Stored items

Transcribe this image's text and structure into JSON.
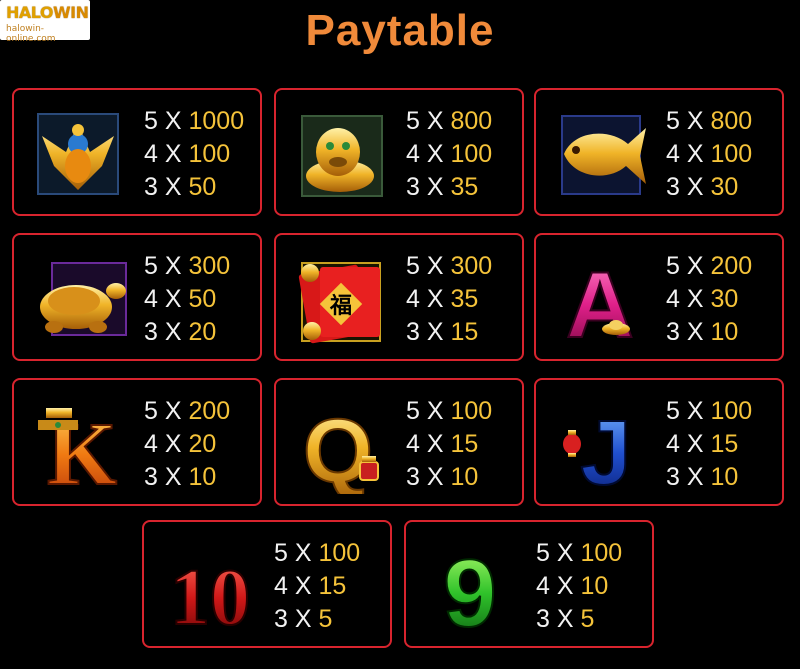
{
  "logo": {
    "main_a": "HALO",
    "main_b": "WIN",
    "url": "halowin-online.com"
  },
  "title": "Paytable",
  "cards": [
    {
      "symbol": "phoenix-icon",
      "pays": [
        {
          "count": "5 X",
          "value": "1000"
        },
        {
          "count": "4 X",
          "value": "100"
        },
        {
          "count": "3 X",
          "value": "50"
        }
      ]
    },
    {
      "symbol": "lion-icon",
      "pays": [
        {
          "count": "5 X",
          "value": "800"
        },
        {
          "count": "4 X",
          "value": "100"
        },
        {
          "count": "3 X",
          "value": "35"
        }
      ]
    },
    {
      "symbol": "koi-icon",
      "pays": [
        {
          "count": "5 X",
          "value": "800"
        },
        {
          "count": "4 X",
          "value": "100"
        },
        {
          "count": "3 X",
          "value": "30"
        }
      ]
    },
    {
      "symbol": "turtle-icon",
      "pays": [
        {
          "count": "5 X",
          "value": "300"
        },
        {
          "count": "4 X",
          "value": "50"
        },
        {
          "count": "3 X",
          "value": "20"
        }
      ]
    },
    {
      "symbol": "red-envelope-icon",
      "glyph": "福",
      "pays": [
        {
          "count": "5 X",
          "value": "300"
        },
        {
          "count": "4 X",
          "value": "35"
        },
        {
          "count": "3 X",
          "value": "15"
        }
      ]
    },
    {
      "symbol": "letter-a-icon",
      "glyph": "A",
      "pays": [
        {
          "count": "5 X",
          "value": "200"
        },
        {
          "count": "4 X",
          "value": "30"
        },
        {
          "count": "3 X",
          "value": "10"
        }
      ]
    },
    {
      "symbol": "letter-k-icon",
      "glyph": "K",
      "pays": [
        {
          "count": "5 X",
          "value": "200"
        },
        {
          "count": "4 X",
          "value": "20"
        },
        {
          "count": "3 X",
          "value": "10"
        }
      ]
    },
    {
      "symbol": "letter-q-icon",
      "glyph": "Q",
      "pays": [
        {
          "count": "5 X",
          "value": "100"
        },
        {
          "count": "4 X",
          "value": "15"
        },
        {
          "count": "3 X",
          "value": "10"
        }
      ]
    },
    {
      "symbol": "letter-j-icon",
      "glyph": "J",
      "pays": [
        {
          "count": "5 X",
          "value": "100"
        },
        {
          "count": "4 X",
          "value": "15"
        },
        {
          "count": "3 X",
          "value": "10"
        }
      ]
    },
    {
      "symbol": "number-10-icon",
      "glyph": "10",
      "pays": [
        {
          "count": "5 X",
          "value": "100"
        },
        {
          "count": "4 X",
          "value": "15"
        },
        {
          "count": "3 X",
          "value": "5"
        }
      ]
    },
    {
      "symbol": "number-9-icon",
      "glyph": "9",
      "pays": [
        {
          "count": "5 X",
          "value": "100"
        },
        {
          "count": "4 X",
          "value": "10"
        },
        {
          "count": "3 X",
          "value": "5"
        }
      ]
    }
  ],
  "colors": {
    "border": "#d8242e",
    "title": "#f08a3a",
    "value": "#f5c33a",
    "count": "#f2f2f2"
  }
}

— TASK STATEMENT —
Give back all entries exactly. No pictures belong in the copy.

— WRITTEN SOLUTION —
Transcribe this image's text and structure into JSON.
{
  "logo": {
    "main_a": "HALO",
    "main_b": "WIN",
    "url": "halowin-online.com"
  },
  "title": "Paytable",
  "cards": [
    {
      "symbol": "phoenix-icon",
      "pays": [
        {
          "count": "5 X",
          "value": "1000"
        },
        {
          "count": "4 X",
          "value": "100"
        },
        {
          "count": "3 X",
          "value": "50"
        }
      ]
    },
    {
      "symbol": "lion-icon",
      "pays": [
        {
          "count": "5 X",
          "value": "800"
        },
        {
          "count": "4 X",
          "value": "100"
        },
        {
          "count": "3 X",
          "value": "35"
        }
      ]
    },
    {
      "symbol": "koi-icon",
      "pays": [
        {
          "count": "5 X",
          "value": "800"
        },
        {
          "count": "4 X",
          "value": "100"
        },
        {
          "count": "3 X",
          "value": "30"
        }
      ]
    },
    {
      "symbol": "turtle-icon",
      "pays": [
        {
          "count": "5 X",
          "value": "300"
        },
        {
          "count": "4 X",
          "value": "50"
        },
        {
          "count": "3 X",
          "value": "20"
        }
      ]
    },
    {
      "symbol": "red-envelope-icon",
      "glyph": "福",
      "pays": [
        {
          "count": "5 X",
          "value": "300"
        },
        {
          "count": "4 X",
          "value": "35"
        },
        {
          "count": "3 X",
          "value": "15"
        }
      ]
    },
    {
      "symbol": "letter-a-icon",
      "glyph": "A",
      "pays": [
        {
          "count": "5 X",
          "value": "200"
        },
        {
          "count": "4 X",
          "value": "30"
        },
        {
          "count": "3 X",
          "value": "10"
        }
      ]
    },
    {
      "symbol": "letter-k-icon",
      "glyph": "K",
      "pays": [
        {
          "count": "5 X",
          "value": "200"
        },
        {
          "count": "4 X",
          "value": "20"
        },
        {
          "count": "3 X",
          "value": "10"
        }
      ]
    },
    {
      "symbol": "letter-q-icon",
      "glyph": "Q",
      "pays": [
        {
          "count": "5 X",
          "value": "100"
        },
        {
          "count": "4 X",
          "value": "15"
        },
        {
          "count": "3 X",
          "value": "10"
        }
      ]
    },
    {
      "symbol": "letter-j-icon",
      "glyph": "J",
      "pays": [
        {
          "count": "5 X",
          "value": "100"
        },
        {
          "count": "4 X",
          "value": "15"
        },
        {
          "count": "3 X",
          "value": "10"
        }
      ]
    },
    {
      "symbol": "number-10-icon",
      "glyph": "10",
      "pays": [
        {
          "count": "5 X",
          "value": "100"
        },
        {
          "count": "4 X",
          "value": "15"
        },
        {
          "count": "3 X",
          "value": "5"
        }
      ]
    },
    {
      "symbol": "number-9-icon",
      "glyph": "9",
      "pays": [
        {
          "count": "5 X",
          "value": "100"
        },
        {
          "count": "4 X",
          "value": "10"
        },
        {
          "count": "3 X",
          "value": "5"
        }
      ]
    }
  ],
  "colors": {
    "border": "#d8242e",
    "title": "#f08a3a",
    "value": "#f5c33a",
    "count": "#f2f2f2"
  }
}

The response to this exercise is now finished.